AIM OF THE TASK:
Write out every record below exactly as it appears.

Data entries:
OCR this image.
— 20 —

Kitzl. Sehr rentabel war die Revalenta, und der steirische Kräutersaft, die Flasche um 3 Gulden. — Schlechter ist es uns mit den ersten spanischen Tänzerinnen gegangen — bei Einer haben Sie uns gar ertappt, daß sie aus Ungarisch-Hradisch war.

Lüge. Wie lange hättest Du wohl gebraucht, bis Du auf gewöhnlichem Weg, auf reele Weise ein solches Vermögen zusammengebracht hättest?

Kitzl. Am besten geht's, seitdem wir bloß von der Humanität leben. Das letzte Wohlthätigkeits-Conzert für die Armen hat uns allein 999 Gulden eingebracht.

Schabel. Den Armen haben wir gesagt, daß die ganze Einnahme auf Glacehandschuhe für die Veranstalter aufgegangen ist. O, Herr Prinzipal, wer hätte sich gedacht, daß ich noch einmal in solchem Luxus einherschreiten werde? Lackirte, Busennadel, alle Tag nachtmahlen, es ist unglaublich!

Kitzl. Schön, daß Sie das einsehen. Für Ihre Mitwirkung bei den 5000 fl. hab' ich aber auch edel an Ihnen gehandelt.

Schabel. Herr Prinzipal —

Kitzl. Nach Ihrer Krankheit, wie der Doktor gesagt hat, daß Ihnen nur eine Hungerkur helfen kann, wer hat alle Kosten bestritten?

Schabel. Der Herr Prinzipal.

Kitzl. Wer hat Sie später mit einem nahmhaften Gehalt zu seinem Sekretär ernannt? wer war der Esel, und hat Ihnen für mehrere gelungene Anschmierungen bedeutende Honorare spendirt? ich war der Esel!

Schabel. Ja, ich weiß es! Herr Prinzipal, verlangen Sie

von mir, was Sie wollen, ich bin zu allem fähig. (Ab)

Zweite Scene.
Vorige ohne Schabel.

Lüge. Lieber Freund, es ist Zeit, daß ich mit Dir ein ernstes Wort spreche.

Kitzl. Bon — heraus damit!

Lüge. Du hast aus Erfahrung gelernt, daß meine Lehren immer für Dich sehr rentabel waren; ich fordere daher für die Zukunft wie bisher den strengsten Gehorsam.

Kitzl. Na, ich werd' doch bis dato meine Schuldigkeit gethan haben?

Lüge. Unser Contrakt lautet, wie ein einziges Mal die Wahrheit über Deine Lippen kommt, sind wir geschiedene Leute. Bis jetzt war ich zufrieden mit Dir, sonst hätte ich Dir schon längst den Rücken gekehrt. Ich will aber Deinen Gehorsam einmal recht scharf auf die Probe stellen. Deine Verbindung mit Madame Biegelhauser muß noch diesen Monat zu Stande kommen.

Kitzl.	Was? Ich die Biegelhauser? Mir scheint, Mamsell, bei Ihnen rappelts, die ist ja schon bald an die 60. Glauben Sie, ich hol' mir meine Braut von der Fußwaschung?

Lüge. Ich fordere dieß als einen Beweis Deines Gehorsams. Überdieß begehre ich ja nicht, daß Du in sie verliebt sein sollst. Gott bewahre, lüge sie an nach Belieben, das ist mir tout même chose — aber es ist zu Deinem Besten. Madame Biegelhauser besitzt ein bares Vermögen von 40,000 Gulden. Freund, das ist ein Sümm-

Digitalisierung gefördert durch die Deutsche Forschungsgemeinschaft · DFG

OUTPUT:
OCR this image.
— 20 —

Kitzl. Sehr rentabel war die Revalenta, und der steirische Kräutersaft, die Flasche um 3 Gulden. — Schlechter ist es uns mit den ersten spanischen Tänzerinnen gegangen — bei Einer haben Sie uns gar ertappt, daß sie aus Ungarisch-Hradisch war.

Lüge. Wie lange hättest Du wohl gebraucht, bis Du auf gewöhnlichem Weg, auf reele Weise ein solches Vermögen zusammengebracht hättest?

Kitzl. Am besten geht's, seitdem wir bloß von der Humanität leben. Das letzte Wohlthätigkeits-Conzert für die Armen hat uns allein 999 Gulden eingebracht.

Schabel. Den Armen haben wir gesagt, daß die ganze Einnahme auf Glacehandschuhe für die Veranstalter aufgegangen ist. O, Herr Prinzipal, wer hätte sich gedacht, daß ich noch einmal in solchem Luxus einherschreiten werde? Lackirte, Busennadel, alle Tag nachtmahlen, es ist unglaublich!

Kitzl. Schön, daß Sie das einsehen. Für Ihre Mitwirkung bei den 5000 fl. hab' ich aber auch edel an Ihnen gehandelt.

Schabel. Herr Prinzipal —

Kitzl. Nach Ihrer Krankheit, wie der Doktor gesagt hat, daß Ihnen nur eine Hungerkur helfen kann, wer hat alle Kosten bestritten?

Schabel. Der Herr Prinzipal.

Kitzl. Wer hat Sie später mit einem nahmhaften Gehalt zu seinem Sekretär ernannt? wer war der Esel, und hat Ihnen für mehrere gelungene Anschmierungen bedeutende Honorare spendirt? ich war der Esel!

Schabel. Ja, ich weiß es! Herr Prinzipal, verlangen Sie

von mir, was Sie wollen, ich bin zu allem fähig. (Ab)

Zweite Scene.
Vorige ohne Schabel.

Lüge. Lieber Freund, es ist Zeit, daß ich mit Dir ein ernstes Wort spreche.

Kitzl. Bon — heraus damit!

Lüge. Du hast aus Erfahrung gelernt, daß meine Lehren immer für Dich sehr rentabel waren; ich fordere daher für die Zukunft wie bisher den strengsten Gehorsam.

Kitzl. Na, ich werd' doch bis dato meine Schuldigkeit gethan haben?

Lüge. Unser Contrakt lautet, wie ein einziges Mal die Wahrheit über Deine Lippen kommt, sind wir geschiedene Leute. Bis jetzt war ich zufrieden mit Dir, sonst hätte ich Dir schon längst den Rücken gekehrt. Ich will aber Deinen Gehorsam einmal recht scharf auf die Probe stellen. Deine Verbindung mit Madame Biegelhauser muß noch diesen Monat zu Stande kommen.

Kitzl.	Was? Ich die Biegelhauser? Mir scheint, Mamsell, bei Ihnen rappelts, die ist ja schon bald an die 60. Glauben Sie, ich hol' mir meine Braut von der Fußwaschung?

Lüge. Ich fordere dieß als einen Beweis Deines Gehorsams. Überdieß begehre ich ja nicht, daß Du in sie verliebt sein sollst. Gott bewahre, lüge sie an nach Belieben, das ist mir tout même chose — aber es ist zu Deinem Besten. Madame Biegelhauser besitzt ein bares Vermögen von 40,000 Gulden. Freund, das ist ein Sümm-

Digitalisierung gefördert durch die Deutsche Forschungsgemeinschaft · DFG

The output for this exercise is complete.